[Stated problem] Provide an exact copy of the data, excluding the images.

(Items from a data source)
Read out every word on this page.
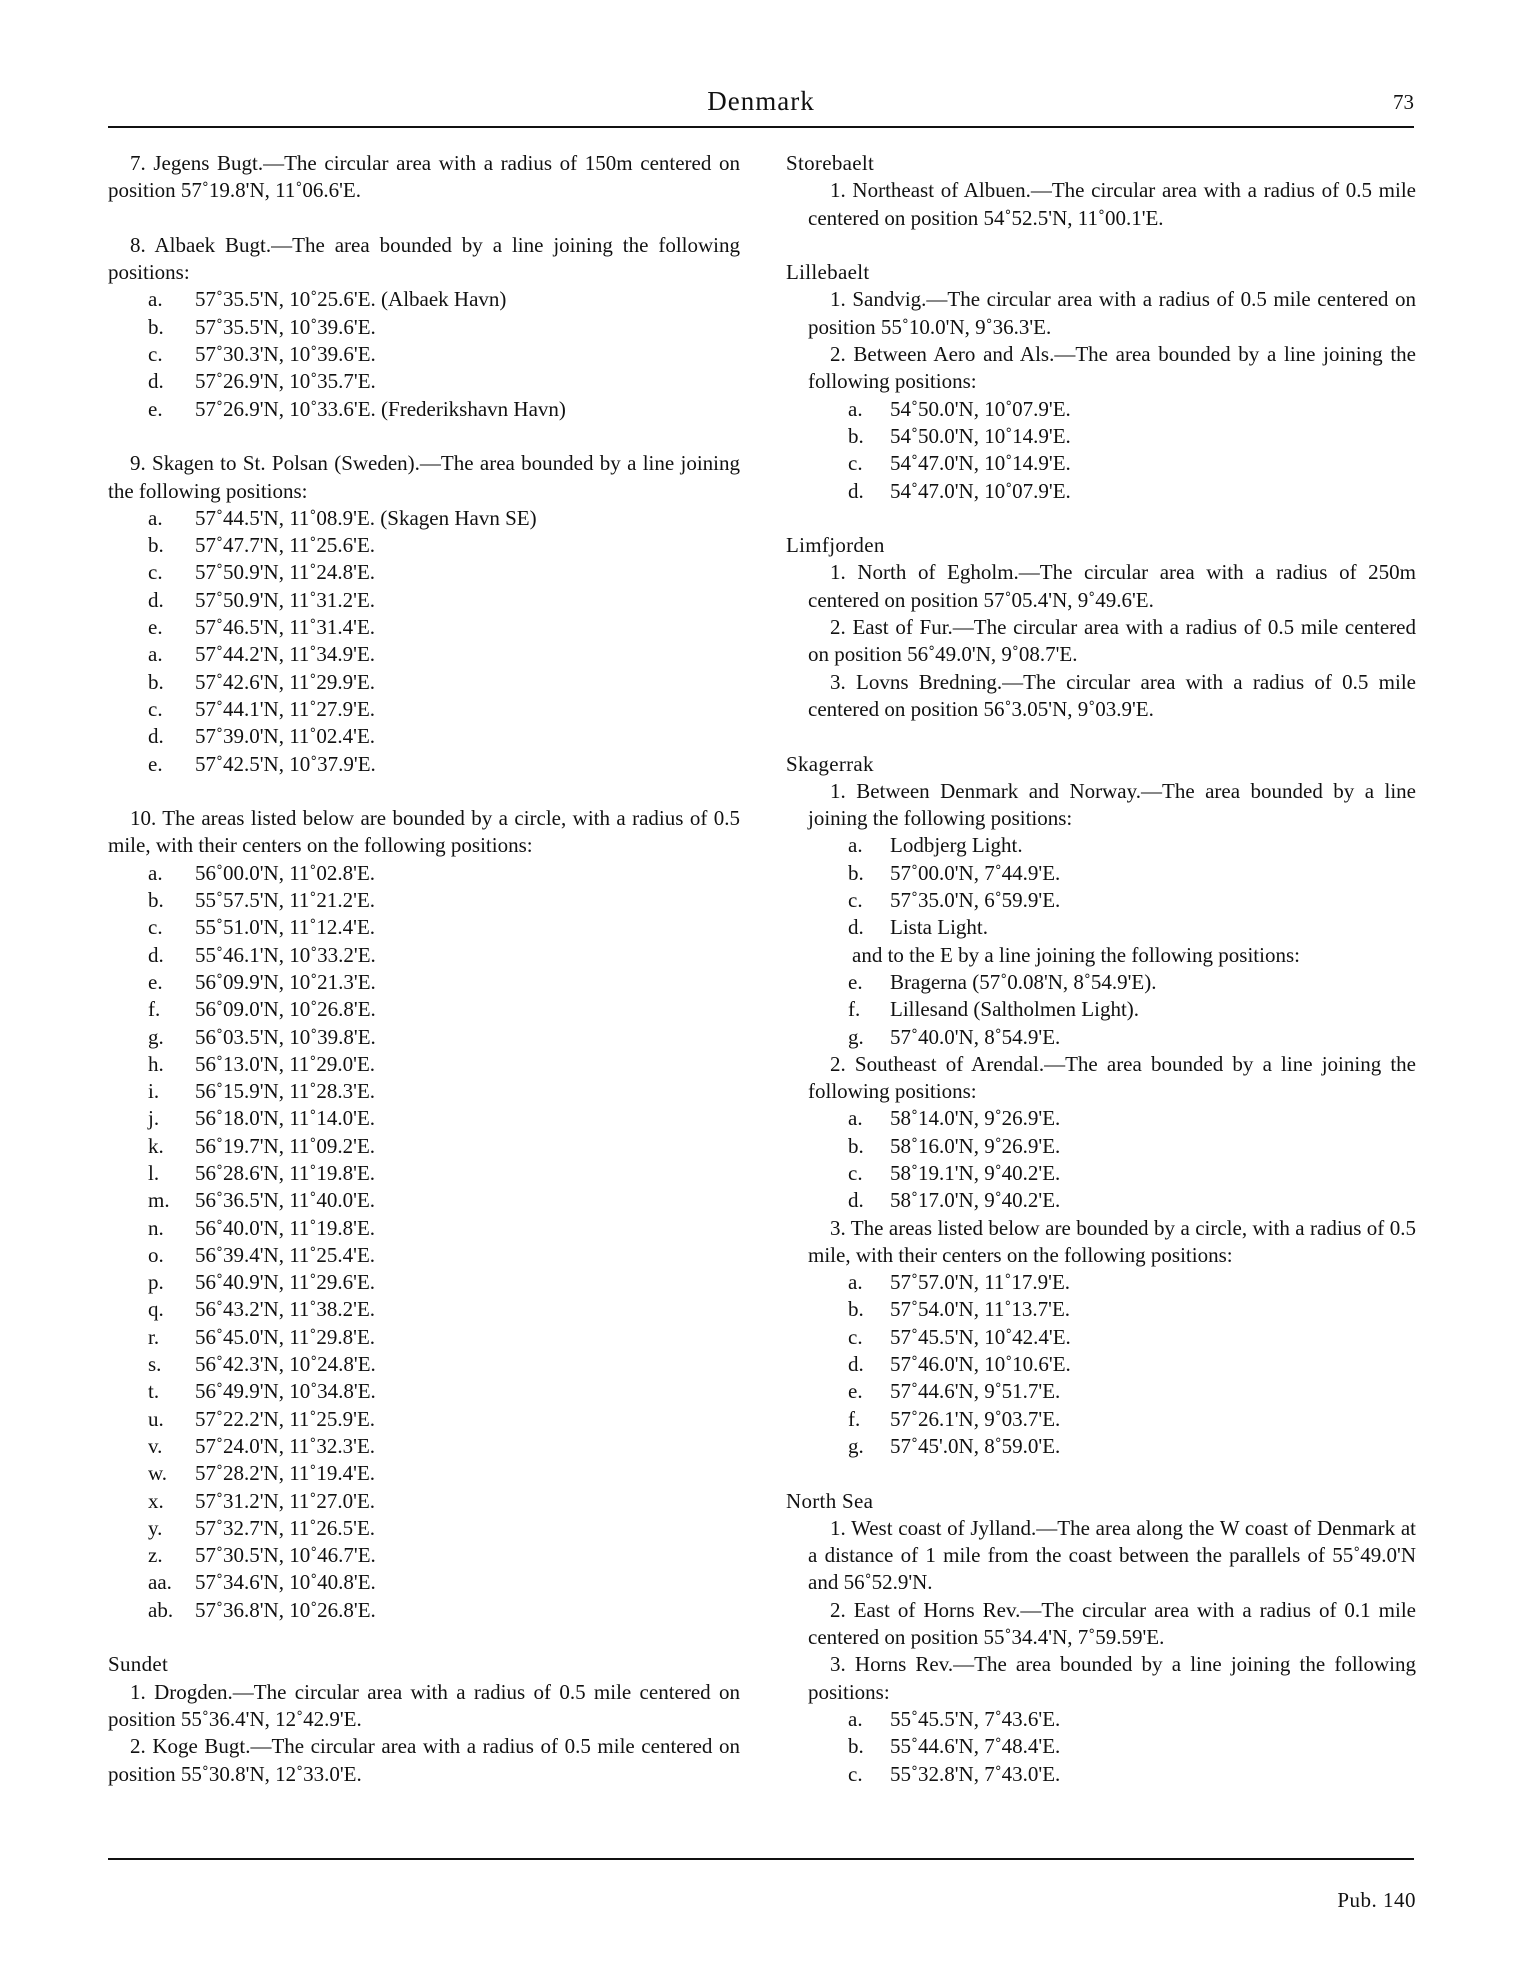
Denmark	73

7. Jegens Bugt.—The circular area with a radius of 150m centered on position 57˚19.8'N, 11˚06.6'E.

8. Albaek Bugt.—The area bounded by a line joining the following positions:

a. 57˚35.5'N, 10˚25.6'E. (Albaek Havn)
b. 57˚35.5'N, 10˚39.6'E.
c. 57˚30.3'N, 10˚39.6'E.
d. 57˚26.9'N, 10˚35.7'E.
e. 57˚26.9'N, 10˚33.6'E. (Frederikshavn Havn)

9. Skagen to St. Polsan (Sweden).—The area bounded by a line joining the following positions:

a. 57˚44.5'N, 11˚08.9'E. (Skagen Havn SE)
b. 57˚47.7'N, 11˚25.6'E.
c. 57˚50.9'N, 11˚24.8'E.
d. 57˚50.9'N, 11˚31.2'E.
e. 57˚46.5'N, 11˚31.4'E.
a. 57˚44.2'N, 11˚34.9'E.
b. 57˚42.6'N, 11˚29.9'E.
c. 57˚44.1'N, 11˚27.9'E.
d. 57˚39.0'N, 11˚02.4'E.
e. 57˚42.5'N, 10˚37.9'E.

10. The areas listed below are bounded by a circle, with a radius of 0.5 mile, with their centers on the following positions:

a. 56˚00.0'N, 11˚02.8'E.
b. 55˚57.5'N, 11˚21.2'E.
c. 55˚51.0'N, 11˚12.4'E.
d. 55˚46.1'N, 10˚33.2'E.
e. 56˚09.9'N, 10˚21.3'E.
f. 56˚09.0'N, 10˚26.8'E.
g. 56˚03.5'N, 10˚39.8'E.
h. 56˚13.0'N, 11˚29.0'E.
i. 56˚15.9'N, 11˚28.3'E.
j. 56˚18.0'N, 11˚14.0'E.
k. 56˚19.7'N, 11˚09.2'E.
l. 56˚28.6'N, 11˚19.8'E.
m. 56˚36.5'N, 11˚40.0'E.
n. 56˚40.0'N, 11˚19.8'E.
o. 56˚39.4'N, 11˚25.4'E.
p. 56˚40.9'N, 11˚29.6'E.
q. 56˚43.2'N, 11˚38.2'E.
r. 56˚45.0'N, 11˚29.8'E.
s. 56˚42.3'N, 10˚24.8'E.
t. 56˚49.9'N, 10˚34.8'E.
u. 57˚22.2'N, 11˚25.9'E.
v. 57˚24.0'N, 11˚32.3'E.
w. 57˚28.2'N, 11˚19.4'E.
x. 57˚31.2'N, 11˚27.0'E.
y. 57˚32.7'N, 11˚26.5'E.
z. 57˚30.5'N, 10˚46.7'E.
aa. 57˚34.6'N, 10˚40.8'E.
ab. 57˚36.8'N, 10˚26.8'E.

Sundet

1. Drogden.—The circular area with a radius of 0.5 mile centered on position 55˚36.4'N, 12˚42.9'E.

2. Koge Bugt.—The circular area with a radius of 0.5 mile centered on position 55˚30.8'N, 12˚33.0'E.

Storebaelt

1. Northeast of Albuen.—The circular area with a radius of 0.5 mile centered on position 54˚52.5'N, 11˚00.1'E.

Lillebaelt

1. Sandvig.—The circular area with a radius of 0.5 mile centered on position 55˚10.0'N, 9˚36.3'E.

2. Between Aero and Als.—The area bounded by a line joining the following positions:

a. 54˚50.0'N, 10˚07.9'E.
b. 54˚50.0'N, 10˚14.9'E.
c. 54˚47.0'N, 10˚14.9'E.
d. 54˚47.0'N, 10˚07.9'E.

Limfjorden

1. North of Egholm.—The circular area with a radius of 250m centered on position 57˚05.4'N, 9˚49.6'E.

2. East of Fur.—The circular area with a radius of 0.5 mile centered on position 56˚49.0'N, 9˚08.7'E.

3. Lovns Bredning.—The circular area with a radius of 0.5 mile centered on position 56˚3.05'N, 9˚03.9'E.

Skagerrak

1. Between Denmark and Norway.—The area bounded by a line joining the following positions:

a. Lodbjerg Light.
b. 57˚00.0'N, 7˚44.9'E.
c. 57˚35.0'N, 6˚59.9'E.
d. Lista Light.

and to the E by a line joining the following positions:

e. Bragerna (57˚0.08'N, 8˚54.9'E).
f. Lillesand (Saltholmen Light).
g. 57˚40.0'N, 8˚54.9'E.

2. Southeast of Arendal.—The area bounded by a line joining the following positions:

a. 58˚14.0'N, 9˚26.9'E.
b. 58˚16.0'N, 9˚26.9'E.
c. 58˚19.1'N, 9˚40.2'E.
d. 58˚17.0'N, 9˚40.2'E.

3. The areas listed below are bounded by a circle, with a radius of 0.5 mile, with their centers on the following positions:

a. 57˚57.0'N, 11˚17.9'E.
b. 57˚54.0'N, 11˚13.7'E.
c. 57˚45.5'N, 10˚42.4'E.
d. 57˚46.0'N, 10˚10.6'E.
e. 57˚44.6'N, 9˚51.7'E.
f. 57˚26.1'N, 9˚03.7'E.
g. 57˚45'.0N, 8˚59.0'E.

North Sea

1. West coast of Jylland.—The area along the W coast of Denmark at a distance of 1 mile from the coast between the parallels of 55˚49.0'N and 56˚52.9'N.

2. East of Horns Rev.—The circular area with a radius of 0.1 mile centered on position 55˚34.4'N, 7˚59.59'E.

3. Horns Rev.—The area bounded by a line joining the following positions:

a. 55˚45.5'N, 7˚43.6'E.
b. 55˚44.6'N, 7˚48.4'E.
c. 55˚32.8'N, 7˚43.0'E.
Pub. 140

[Answer]
Read out every word on this page.
Denmark	73

7. Jegens Bugt.—The circular area with a radius of 150m centered on position 57˚19.8'N, 11˚06.6'E.

8. Albaek Bugt.—The area bounded by a line joining the following positions:

a. 57˚35.5'N, 10˚25.6'E. (Albaek Havn)
b. 57˚35.5'N, 10˚39.6'E.
c. 57˚30.3'N, 10˚39.6'E.
d. 57˚26.9'N, 10˚35.7'E.
e. 57˚26.9'N, 10˚33.6'E. (Frederikshavn Havn)

9. Skagen to St. Polsan (Sweden).—The area bounded by a line joining the following positions:

a. 57˚44.5'N, 11˚08.9'E. (Skagen Havn SE)
b. 57˚47.7'N, 11˚25.6'E.
c. 57˚50.9'N, 11˚24.8'E.
d. 57˚50.9'N, 11˚31.2'E.
e. 57˚46.5'N, 11˚31.4'E.
a. 57˚44.2'N, 11˚34.9'E.
b. 57˚42.6'N, 11˚29.9'E.
c. 57˚44.1'N, 11˚27.9'E.
d. 57˚39.0'N, 11˚02.4'E.
e. 57˚42.5'N, 10˚37.9'E.

10. The areas listed below are bounded by a circle, with a radius of 0.5 mile, with their centers on the following positions:

a. 56˚00.0'N, 11˚02.8'E.
b. 55˚57.5'N, 11˚21.2'E.
c. 55˚51.0'N, 11˚12.4'E.
d. 55˚46.1'N, 10˚33.2'E.
e. 56˚09.9'N, 10˚21.3'E.
f. 56˚09.0'N, 10˚26.8'E.
g. 56˚03.5'N, 10˚39.8'E.
h. 56˚13.0'N, 11˚29.0'E.
i. 56˚15.9'N, 11˚28.3'E.
j. 56˚18.0'N, 11˚14.0'E.
k. 56˚19.7'N, 11˚09.2'E.
l. 56˚28.6'N, 11˚19.8'E.
m. 56˚36.5'N, 11˚40.0'E.
n. 56˚40.0'N, 11˚19.8'E.
o. 56˚39.4'N, 11˚25.4'E.
p. 56˚40.9'N, 11˚29.6'E.
q. 56˚43.2'N, 11˚38.2'E.
r. 56˚45.0'N, 11˚29.8'E.
s. 56˚42.3'N, 10˚24.8'E.
t. 56˚49.9'N, 10˚34.8'E.
u. 57˚22.2'N, 11˚25.9'E.
v. 57˚24.0'N, 11˚32.3'E.
w. 57˚28.2'N, 11˚19.4'E.
x. 57˚31.2'N, 11˚27.0'E.
y. 57˚32.7'N, 11˚26.5'E.
z. 57˚30.5'N, 10˚46.7'E.
aa. 57˚34.6'N, 10˚40.8'E.
ab. 57˚36.8'N, 10˚26.8'E.

Sundet

1. Drogden.—The circular area with a radius of 0.5 mile centered on position 55˚36.4'N, 12˚42.9'E.

2. Koge Bugt.—The circular area with a radius of 0.5 mile centered on position 55˚30.8'N, 12˚33.0'E.

Storebaelt

1. Northeast of Albuen.—The circular area with a radius of 0.5 mile centered on position 54˚52.5'N, 11˚00.1'E.

Lillebaelt

1. Sandvig.—The circular area with a radius of 0.5 mile centered on position 55˚10.0'N, 9˚36.3'E.

2. Between Aero and Als.—The area bounded by a line joining the following positions:

a. 54˚50.0'N, 10˚07.9'E.
b. 54˚50.0'N, 10˚14.9'E.
c. 54˚47.0'N, 10˚14.9'E.
d. 54˚47.0'N, 10˚07.9'E.

Limfjorden

1. North of Egholm.—The circular area with a radius of 250m centered on position 57˚05.4'N, 9˚49.6'E.

2. East of Fur.—The circular area with a radius of 0.5 mile centered on position 56˚49.0'N, 9˚08.7'E.

3. Lovns Bredning.—The circular area with a radius of 0.5 mile centered on position 56˚3.05'N, 9˚03.9'E.

Skagerrak

1. Between Denmark and Norway.—The area bounded by a line joining the following positions:

a. Lodbjerg Light.
b. 57˚00.0'N, 7˚44.9'E.
c. 57˚35.0'N, 6˚59.9'E.
d. Lista Light.

and to the E by a line joining the following positions:

e. Bragerna (57˚0.08'N, 8˚54.9'E).
f. Lillesand (Saltholmen Light).
g. 57˚40.0'N, 8˚54.9'E.

2. Southeast of Arendal.—The area bounded by a line joining the following positions:

a. 58˚14.0'N, 9˚26.9'E.
b. 58˚16.0'N, 9˚26.9'E.
c. 58˚19.1'N, 9˚40.2'E.
d. 58˚17.0'N, 9˚40.2'E.

3. The areas listed below are bounded by a circle, with a radius of 0.5 mile, with their centers on the following positions:

a. 57˚57.0'N, 11˚17.9'E.
b. 57˚54.0'N, 11˚13.7'E.
c. 57˚45.5'N, 10˚42.4'E.
d. 57˚46.0'N, 10˚10.6'E.
e. 57˚44.6'N, 9˚51.7'E.
f. 57˚26.1'N, 9˚03.7'E.
g. 57˚45'.0N, 8˚59.0'E.

North Sea

1. West coast of Jylland.—The area along the W coast of Denmark at a distance of 1 mile from the coast between the parallels of 55˚49.0'N and 56˚52.9'N.

2. East of Horns Rev.—The circular area with a radius of 0.1 mile centered on position 55˚34.4'N, 7˚59.59'E.

3. Horns Rev.—The area bounded by a line joining the following positions:

a. 55˚45.5'N, 7˚43.6'E.
b. 55˚44.6'N, 7˚48.4'E.
c. 55˚32.8'N, 7˚43.0'E.
Pub. 140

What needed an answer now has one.